◆ **DATA**:
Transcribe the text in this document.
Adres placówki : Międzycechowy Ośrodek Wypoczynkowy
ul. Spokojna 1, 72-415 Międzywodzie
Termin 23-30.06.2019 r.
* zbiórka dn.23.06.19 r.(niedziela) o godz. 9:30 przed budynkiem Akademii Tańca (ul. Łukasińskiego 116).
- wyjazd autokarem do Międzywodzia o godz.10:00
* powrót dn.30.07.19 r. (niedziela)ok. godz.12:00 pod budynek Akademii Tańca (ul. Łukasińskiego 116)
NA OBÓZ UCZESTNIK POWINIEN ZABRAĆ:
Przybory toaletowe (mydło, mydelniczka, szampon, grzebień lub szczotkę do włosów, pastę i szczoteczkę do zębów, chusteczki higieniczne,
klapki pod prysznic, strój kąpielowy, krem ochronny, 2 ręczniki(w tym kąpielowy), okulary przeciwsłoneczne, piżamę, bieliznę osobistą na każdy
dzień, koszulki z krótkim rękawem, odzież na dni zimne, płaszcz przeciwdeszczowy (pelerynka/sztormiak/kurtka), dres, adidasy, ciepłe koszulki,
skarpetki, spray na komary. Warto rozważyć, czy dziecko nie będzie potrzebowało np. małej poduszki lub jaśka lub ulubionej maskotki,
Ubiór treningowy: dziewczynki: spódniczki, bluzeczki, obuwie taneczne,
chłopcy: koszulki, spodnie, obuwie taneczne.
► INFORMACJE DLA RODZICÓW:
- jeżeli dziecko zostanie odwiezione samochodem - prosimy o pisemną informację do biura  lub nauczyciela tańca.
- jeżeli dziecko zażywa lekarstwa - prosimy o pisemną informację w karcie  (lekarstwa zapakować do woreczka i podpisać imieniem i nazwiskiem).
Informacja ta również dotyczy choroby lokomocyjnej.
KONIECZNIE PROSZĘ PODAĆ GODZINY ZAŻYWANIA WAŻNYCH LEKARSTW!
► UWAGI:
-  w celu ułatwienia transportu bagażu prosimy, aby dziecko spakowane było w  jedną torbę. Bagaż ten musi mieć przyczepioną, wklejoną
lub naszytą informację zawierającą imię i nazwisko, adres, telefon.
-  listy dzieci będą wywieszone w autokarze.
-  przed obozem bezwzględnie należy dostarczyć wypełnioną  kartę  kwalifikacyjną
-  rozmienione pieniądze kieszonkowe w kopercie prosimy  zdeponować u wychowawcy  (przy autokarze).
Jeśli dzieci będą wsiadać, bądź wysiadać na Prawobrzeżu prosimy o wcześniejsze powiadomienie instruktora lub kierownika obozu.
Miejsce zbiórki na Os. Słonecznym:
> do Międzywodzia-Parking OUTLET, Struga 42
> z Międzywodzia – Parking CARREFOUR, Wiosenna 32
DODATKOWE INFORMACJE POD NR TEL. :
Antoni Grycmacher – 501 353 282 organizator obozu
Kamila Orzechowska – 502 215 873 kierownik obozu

◆ **WORK TO BE COMPLETED**:
Take the lines above and print them exactly.

◆ **OUTPUT FOR THIS TASK**:
Transcribe the text in this document.
Adres placówki : Międzycechowy Ośrodek Wypoczynkowy
ul. Spokojna 1, 72-415 Międzywodzie
Termin 23-30.06.2019 r.
* zbiórka dn.23.06.19 r.(niedziela) o godz. 9:30 przed budynkiem Akademii Tańca (ul. Łukasińskiego 116).
- wyjazd autokarem do Międzywodzia o godz.10:00
* powrót dn.30.07.19 r. (niedziela)ok. godz.12:00 pod budynek Akademii Tańca (ul. Łukasińskiego 116)
NA OBÓZ UCZESTNIK POWINIEN ZABRAĆ:
Przybory toaletowe (mydło, mydelniczka, szampon, grzebień lub szczotkę do włosów, pastę i szczoteczkę do zębów, chusteczki higieniczne,
klapki pod prysznic, strój kąpielowy, krem ochronny, 2 ręczniki(w tym kąpielowy), okulary przeciwsłoneczne, piżamę, bieliznę osobistą na każdy
dzień, koszulki z krótkim rękawem, odzież na dni zimne, płaszcz przeciwdeszczowy (pelerynka/sztormiak/kurtka), dres, adidasy, ciepłe koszulki,
skarpetki, spray na komary. Warto rozważyć, czy dziecko nie będzie potrzebowało np. małej poduszki lub jaśka lub ulubionej maskotki,
Ubiór treningowy: dziewczynki: spódniczki, bluzeczki, obuwie taneczne,
chłopcy: koszulki, spodnie, obuwie taneczne.
► INFORMACJE DLA RODZICÓW:
- jeżeli dziecko zostanie odwiezione samochodem - prosimy o pisemną informację do biura  lub nauczyciela tańca.
- jeżeli dziecko zażywa lekarstwa - prosimy o pisemną informację w karcie  (lekarstwa zapakować do woreczka i podpisać imieniem i nazwiskiem).
Informacja ta również dotyczy choroby lokomocyjnej.
KONIECZNIE PROSZĘ PODAĆ GODZINY ZAŻYWANIA WAŻNYCH LEKARSTW!
► UWAGI:
-  w celu ułatwienia transportu bagażu prosimy, aby dziecko spakowane było w  jedną torbę. Bagaż ten musi mieć przyczepioną, wklejoną
lub naszytą informację zawierającą imię i nazwisko, adres, telefon.
-  listy dzieci będą wywieszone w autokarze.
-  przed obozem bezwzględnie należy dostarczyć wypełnioną  kartę  kwalifikacyjną
-  rozmienione pieniądze kieszonkowe w kopercie prosimy  zdeponować u wychowawcy  (przy autokarze).
Jeśli dzieci będą wsiadać, bądź wysiadać na Prawobrzeżu prosimy o wcześniejsze powiadomienie instruktora lub kierownika obozu.
Miejsce zbiórki na Os. Słonecznym:
> do Międzywodzia-Parking OUTLET, Struga 42
> z Międzywodzia – Parking CARREFOUR, Wiosenna 32
DODATKOWE INFORMACJE POD NR TEL. :
Antoni Grycmacher – 501 353 282 organizator obozu
Kamila Orzechowska – 502 215 873 kierownik obozu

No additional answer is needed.